» INSTRUCTIONS FOR THE TASK: Transcribe every line, keeping it exact.

» DATA FOR PROCESSING:
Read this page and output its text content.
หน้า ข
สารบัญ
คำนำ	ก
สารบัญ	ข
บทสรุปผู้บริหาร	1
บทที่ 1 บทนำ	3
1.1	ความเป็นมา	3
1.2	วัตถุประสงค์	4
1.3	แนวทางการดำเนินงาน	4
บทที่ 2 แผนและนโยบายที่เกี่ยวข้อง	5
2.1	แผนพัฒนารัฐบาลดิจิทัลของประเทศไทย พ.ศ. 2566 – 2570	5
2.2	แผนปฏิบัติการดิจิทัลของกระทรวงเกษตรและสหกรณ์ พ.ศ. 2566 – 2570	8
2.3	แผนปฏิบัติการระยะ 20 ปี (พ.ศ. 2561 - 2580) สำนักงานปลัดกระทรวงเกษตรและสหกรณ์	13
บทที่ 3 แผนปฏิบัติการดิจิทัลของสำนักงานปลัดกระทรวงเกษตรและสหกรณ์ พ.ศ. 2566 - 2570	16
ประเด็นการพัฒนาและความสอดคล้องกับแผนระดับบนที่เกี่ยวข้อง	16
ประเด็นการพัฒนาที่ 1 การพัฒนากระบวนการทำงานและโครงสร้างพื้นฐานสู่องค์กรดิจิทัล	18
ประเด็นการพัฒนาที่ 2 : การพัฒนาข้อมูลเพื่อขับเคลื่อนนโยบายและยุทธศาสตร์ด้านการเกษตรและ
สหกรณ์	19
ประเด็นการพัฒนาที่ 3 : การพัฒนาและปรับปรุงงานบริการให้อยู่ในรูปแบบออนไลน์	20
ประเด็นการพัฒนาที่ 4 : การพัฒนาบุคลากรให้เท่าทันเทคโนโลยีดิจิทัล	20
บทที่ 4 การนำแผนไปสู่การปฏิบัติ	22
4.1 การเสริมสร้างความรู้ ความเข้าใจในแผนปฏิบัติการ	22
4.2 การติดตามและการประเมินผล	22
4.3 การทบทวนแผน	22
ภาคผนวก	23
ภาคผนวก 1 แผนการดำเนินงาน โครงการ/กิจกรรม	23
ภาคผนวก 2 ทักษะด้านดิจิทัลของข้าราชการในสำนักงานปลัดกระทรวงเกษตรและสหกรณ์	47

» EXERCISE RESPONSE:
Read this page and output its text content.
หน้า ข
สารบัญ
คำนำ	ก
สารบัญ	ข
บทสรุปผู้บริหาร	1
บทที่ 1 บทนำ	3
1.1	ความเป็นมา	3
1.2	วัตถุประสงค์	4
1.3	แนวทางการดำเนินงาน	4
บทที่ 2 แผนและนโยบายที่เกี่ยวข้อง	5
2.1	แผนพัฒนารัฐบาลดิจิทัลของประเทศไทย พ.ศ. 2566 – 2570	5
2.2	แผนปฏิบัติการดิจิทัลของกระทรวงเกษตรและสหกรณ์ พ.ศ. 2566 – 2570	8
2.3	แผนปฏิบัติการระยะ 20 ปี (พ.ศ. 2561 - 2580) สำนักงานปลัดกระทรวงเกษตรและสหกรณ์	13
บทที่ 3 แผนปฏิบัติการดิจิทัลของสำนักงานปลัดกระทรวงเกษตรและสหกรณ์ พ.ศ. 2566 - 2570	16
ประเด็นการพัฒนาและความสอดคล้องกับแผนระดับบนที่เกี่ยวข้อง	16
ประเด็นการพัฒนาที่ 1 การพัฒนากระบวนการทำงานและโครงสร้างพื้นฐานสู่องค์กรดิจิทัล	18
ประเด็นการพัฒนาที่ 2 : การพัฒนาข้อมูลเพื่อขับเคลื่อนนโยบายและยุทธศาสตร์ด้านการเกษตรและ
สหกรณ์	19
ประเด็นการพัฒนาที่ 3 : การพัฒนาและปรับปรุงงานบริการให้อยู่ในรูปแบบออนไลน์	20
ประเด็นการพัฒนาที่ 4 : การพัฒนาบุคลากรให้เท่าทันเทคโนโลยีดิจิทัล	20
บทที่ 4 การนำแผนไปสู่การปฏิบัติ	22
4.1 การเสริมสร้างความรู้ ความเข้าใจในแผนปฏิบัติการ	22
4.2 การติดตามและการประเมินผล	22
4.3 การทบทวนแผน	22
ภาคผนวก	23
ภาคผนวก 1 แผนการดำเนินงาน โครงการ/กิจกรรม	23
ภาคผนวก 2 ทักษะด้านดิจิทัลของข้าราชการในสำนักงานปลัดกระทรวงเกษตรและสหกรณ์	47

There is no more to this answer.